EXERCISE GOAL → Continue the forum post explaining net present value for a pension in a divorce, starting after its last sentence.

[PASSAGE TO READ]

Join Early Retirement Today
Reply
 
Thread Tools Display Modes
Re: Valuing pension for a divorce
Old 05-04-2007, 09:46 AM   #21
Give me a museum and I'll fill it. (Picasso)
Give me a forum ...
SecondCor521's Avatar
 
Join Date: Jun 2006
Location: Boise
Posts: 7,866
Re: Valuing pension for a divorce

Quote:
Originally Posted by brownds
if i were eligible to retire today, i would get about 1500 a month. A quarter of that is $375.

What would I multiply that 375 by? The number of months we were married or try to figure out how many years i would live until?

that is what is confusing me.
brownds, here's an explanation for you. I don't know your background so if I say stuff you already know I apologize.

In finance, there's this thing called net present value, which is how much a certain set of payments is worth today. For example, if John owes Jane $100 that he is supposed to pay her a year from now, she would probably take $90 today, because she'd get the money sooner and could invest that money and maybe earn $5 on it over the next year that she was going to have to wait to get her money. Plus maybe she subtracts (or discounts) the payment another $5 because by getting her money now she's eliminated the risk that John would somehow weasel out of paying her, or that she'd have to hire a collector to go after John to get the money. So you could say that the $90 is the net present value (NPV is the abbreviation they use) of that $100 payment.

You can extend the idea to a series of payments. So if John owes Jane $100 a year for the next five years, Jane could figure out the NPV for each of those payments individually, then just add up the NPV's to get the NPV for the whole set of payments. Of course, she'd probably discount the payment five years out more than the one next year, because there is a longer time for her to earn interest, and a greater chance that John will die, forget to pay, or move to Mexico or whatever. So maybe she takes $90 for the first payment, $80 for the second, and so forth, and decides on an NPV of $90+$80+$70+$60+$50.

[/PASSAGE TO READ]
[DATA UNDER STUDY]

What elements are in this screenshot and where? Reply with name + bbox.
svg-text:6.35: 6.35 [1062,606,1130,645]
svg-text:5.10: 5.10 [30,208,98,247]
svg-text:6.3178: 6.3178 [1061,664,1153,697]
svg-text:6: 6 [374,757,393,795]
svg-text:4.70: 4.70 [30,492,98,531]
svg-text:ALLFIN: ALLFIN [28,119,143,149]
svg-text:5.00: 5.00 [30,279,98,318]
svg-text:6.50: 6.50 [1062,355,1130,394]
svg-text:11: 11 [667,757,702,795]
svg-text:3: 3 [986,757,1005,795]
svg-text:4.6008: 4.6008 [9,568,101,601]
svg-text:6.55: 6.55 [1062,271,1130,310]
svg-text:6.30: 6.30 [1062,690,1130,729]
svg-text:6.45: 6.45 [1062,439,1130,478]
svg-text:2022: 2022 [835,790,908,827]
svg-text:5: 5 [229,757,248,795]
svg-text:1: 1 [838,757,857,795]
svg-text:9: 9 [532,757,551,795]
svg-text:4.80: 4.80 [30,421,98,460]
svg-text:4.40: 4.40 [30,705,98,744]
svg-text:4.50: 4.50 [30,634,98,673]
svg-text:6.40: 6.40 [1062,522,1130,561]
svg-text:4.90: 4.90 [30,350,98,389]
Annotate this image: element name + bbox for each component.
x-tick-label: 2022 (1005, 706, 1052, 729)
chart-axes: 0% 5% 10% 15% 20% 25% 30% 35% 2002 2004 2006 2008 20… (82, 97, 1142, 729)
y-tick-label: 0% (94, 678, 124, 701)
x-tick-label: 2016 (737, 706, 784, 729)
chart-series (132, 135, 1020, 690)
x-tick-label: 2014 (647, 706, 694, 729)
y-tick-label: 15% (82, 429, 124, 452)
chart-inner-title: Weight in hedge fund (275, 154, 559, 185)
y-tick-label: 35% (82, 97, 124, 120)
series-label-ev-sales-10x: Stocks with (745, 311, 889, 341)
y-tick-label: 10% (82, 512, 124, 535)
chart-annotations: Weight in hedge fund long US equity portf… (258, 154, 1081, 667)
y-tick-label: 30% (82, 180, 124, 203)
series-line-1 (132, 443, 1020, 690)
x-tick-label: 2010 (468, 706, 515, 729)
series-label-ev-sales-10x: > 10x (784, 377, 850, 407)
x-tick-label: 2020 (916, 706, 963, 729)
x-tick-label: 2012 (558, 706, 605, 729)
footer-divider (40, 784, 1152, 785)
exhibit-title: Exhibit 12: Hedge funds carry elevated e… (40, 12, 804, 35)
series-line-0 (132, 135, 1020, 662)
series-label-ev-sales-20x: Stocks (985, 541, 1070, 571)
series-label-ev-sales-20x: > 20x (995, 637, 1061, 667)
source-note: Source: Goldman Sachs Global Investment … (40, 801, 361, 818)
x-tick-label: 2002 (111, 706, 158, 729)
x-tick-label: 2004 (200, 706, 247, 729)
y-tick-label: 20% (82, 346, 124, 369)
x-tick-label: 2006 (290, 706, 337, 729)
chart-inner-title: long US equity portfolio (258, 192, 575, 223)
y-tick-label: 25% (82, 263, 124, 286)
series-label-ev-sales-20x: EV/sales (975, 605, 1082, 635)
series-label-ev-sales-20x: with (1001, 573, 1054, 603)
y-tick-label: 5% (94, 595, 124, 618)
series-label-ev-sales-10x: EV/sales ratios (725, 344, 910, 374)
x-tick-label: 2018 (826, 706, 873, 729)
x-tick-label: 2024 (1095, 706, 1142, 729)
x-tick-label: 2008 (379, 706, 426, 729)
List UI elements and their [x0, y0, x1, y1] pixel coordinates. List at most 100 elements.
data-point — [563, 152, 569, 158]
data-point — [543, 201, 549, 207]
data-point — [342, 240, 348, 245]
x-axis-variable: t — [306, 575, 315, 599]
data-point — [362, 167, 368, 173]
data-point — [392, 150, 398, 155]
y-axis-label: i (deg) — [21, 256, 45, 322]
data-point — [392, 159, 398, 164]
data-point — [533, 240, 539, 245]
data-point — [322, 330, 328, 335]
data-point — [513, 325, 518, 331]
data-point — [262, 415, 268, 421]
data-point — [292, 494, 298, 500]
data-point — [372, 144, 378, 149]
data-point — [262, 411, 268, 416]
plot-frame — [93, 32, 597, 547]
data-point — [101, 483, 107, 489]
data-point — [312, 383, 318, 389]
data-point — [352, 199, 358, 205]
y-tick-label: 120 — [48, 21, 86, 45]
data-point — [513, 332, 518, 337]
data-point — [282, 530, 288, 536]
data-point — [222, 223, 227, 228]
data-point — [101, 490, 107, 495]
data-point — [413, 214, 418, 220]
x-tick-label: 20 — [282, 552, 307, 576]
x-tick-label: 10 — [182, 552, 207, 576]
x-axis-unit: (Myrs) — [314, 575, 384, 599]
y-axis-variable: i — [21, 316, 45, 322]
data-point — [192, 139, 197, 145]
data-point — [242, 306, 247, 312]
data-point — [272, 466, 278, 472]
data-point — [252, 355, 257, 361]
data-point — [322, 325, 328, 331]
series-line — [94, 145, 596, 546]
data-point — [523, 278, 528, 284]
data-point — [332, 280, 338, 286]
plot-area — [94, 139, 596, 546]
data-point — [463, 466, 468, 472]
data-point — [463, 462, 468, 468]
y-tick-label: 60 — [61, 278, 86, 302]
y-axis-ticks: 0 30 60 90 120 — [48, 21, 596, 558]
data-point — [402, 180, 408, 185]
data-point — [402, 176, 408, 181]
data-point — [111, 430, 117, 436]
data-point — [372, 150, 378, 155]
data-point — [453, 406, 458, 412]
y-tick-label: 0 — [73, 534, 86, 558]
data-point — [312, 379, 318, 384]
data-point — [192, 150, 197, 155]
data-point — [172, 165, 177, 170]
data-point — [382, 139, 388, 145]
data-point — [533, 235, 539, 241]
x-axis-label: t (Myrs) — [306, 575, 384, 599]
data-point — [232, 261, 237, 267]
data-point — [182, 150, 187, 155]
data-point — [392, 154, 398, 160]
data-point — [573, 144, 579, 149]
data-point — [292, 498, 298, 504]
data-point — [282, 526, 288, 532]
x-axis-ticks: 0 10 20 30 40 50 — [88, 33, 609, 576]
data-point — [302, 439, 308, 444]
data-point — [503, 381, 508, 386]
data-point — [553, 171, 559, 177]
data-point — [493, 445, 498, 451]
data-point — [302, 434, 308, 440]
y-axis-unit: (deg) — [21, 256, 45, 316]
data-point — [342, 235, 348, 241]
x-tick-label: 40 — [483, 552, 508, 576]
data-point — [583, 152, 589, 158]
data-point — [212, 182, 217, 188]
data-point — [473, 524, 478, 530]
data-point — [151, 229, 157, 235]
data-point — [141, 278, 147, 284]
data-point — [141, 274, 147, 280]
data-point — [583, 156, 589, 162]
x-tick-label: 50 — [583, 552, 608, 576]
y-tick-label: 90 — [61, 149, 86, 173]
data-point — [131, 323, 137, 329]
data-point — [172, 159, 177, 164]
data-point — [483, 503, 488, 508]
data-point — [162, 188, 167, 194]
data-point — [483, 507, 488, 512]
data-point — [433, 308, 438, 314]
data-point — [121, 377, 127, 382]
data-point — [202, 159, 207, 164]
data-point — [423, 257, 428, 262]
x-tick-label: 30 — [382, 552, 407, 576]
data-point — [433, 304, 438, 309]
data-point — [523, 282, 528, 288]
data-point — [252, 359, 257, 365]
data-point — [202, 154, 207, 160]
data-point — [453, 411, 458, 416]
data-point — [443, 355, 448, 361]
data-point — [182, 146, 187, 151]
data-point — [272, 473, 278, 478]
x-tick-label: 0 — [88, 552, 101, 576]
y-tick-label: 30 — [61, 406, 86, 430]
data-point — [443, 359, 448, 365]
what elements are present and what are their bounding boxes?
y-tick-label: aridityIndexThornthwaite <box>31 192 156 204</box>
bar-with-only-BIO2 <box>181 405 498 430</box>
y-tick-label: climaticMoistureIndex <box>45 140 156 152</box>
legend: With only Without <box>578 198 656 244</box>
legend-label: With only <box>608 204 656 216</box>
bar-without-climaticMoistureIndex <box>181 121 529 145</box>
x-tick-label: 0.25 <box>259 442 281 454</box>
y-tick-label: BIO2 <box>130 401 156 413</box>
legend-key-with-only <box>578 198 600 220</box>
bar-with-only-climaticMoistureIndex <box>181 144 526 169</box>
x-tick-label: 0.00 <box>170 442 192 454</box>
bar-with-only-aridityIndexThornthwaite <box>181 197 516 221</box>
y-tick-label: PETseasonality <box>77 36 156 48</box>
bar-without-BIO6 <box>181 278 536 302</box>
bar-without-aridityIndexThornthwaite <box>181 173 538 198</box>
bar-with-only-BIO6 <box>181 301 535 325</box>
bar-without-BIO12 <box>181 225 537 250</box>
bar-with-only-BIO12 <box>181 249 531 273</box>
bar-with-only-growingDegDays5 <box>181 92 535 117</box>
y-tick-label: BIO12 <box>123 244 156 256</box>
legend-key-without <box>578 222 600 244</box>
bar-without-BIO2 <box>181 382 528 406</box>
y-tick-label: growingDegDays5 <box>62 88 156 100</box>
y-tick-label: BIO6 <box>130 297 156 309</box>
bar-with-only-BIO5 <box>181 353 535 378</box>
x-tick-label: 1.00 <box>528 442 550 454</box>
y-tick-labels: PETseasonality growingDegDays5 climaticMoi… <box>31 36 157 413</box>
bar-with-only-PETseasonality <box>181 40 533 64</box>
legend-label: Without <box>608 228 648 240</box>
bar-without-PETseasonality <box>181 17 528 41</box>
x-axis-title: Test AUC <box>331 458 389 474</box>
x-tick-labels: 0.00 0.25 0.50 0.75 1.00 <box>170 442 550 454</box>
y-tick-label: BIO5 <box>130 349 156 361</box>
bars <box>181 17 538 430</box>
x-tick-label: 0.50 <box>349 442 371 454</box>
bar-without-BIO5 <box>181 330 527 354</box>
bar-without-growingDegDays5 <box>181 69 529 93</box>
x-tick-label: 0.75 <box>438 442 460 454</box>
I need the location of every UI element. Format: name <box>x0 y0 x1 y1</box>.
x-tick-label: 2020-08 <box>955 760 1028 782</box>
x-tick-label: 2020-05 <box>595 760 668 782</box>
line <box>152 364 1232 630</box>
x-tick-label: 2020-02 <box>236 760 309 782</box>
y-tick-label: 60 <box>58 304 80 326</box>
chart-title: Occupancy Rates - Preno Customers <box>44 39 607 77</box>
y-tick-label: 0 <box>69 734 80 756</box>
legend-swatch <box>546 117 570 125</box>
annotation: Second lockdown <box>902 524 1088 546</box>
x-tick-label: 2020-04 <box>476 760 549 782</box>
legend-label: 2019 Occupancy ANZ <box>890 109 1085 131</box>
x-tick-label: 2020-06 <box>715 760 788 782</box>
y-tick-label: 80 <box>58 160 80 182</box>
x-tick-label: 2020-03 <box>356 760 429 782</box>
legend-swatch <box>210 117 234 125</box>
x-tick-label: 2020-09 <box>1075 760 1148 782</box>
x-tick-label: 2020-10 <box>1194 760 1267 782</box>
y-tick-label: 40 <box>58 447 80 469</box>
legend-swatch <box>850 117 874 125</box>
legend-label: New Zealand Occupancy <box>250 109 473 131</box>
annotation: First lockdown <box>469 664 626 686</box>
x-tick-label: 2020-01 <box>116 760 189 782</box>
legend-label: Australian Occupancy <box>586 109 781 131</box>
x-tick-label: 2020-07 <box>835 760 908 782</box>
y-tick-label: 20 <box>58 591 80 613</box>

[/DATA UNDER STUDY]

EXERCISE RESPONSE →
The same thing can be done with your pension. If you quit today, your company would be paying you $1500 a month starting at some point in the future. Let's say you're 50 now and your pension would start when you're 65, and you're expected to live to 90 based on some life expectancy table. So now we just take that series of payments of $1500 per month for 25 years starting 15 years from now, and discount it just like Jane did above, and calculate an NPV.

Another way of conceptualizing it is this. Would you sell me your pension for a $1? I give you a dollar and you just have your company send me your pension checks for the rest of your life. Probably you'd say no. But if I offered you a billion dollars for your pension, you'd probably say yes. Somewhere between $1 and a billion dollars, is a "fair" amount of money that I could offer you where you would be ambivalent because they'd be "equal" in value to you. That fair amount of money is the NPV. Of course, this value would depend on how likely you thought it would be that you'd actually get your pension, and how long you thought you will live, and what you thought inflation will be, and some other things, but there are standard assumptions that people can use to calculate the value.

If you were in my state and your divorce went like mine, you would just take that NPV and either (a) instruct your pension holder to give half the value to your soon to be ex -- I think you need what's called a QDRO for that, or (b) list the NPV on your half of the balance sheet and compensate by having him take some other asset. For example, if the NPV of your pension were $20,000, maybe you get the pension and he gets the used Cadillac that's worth $20,000.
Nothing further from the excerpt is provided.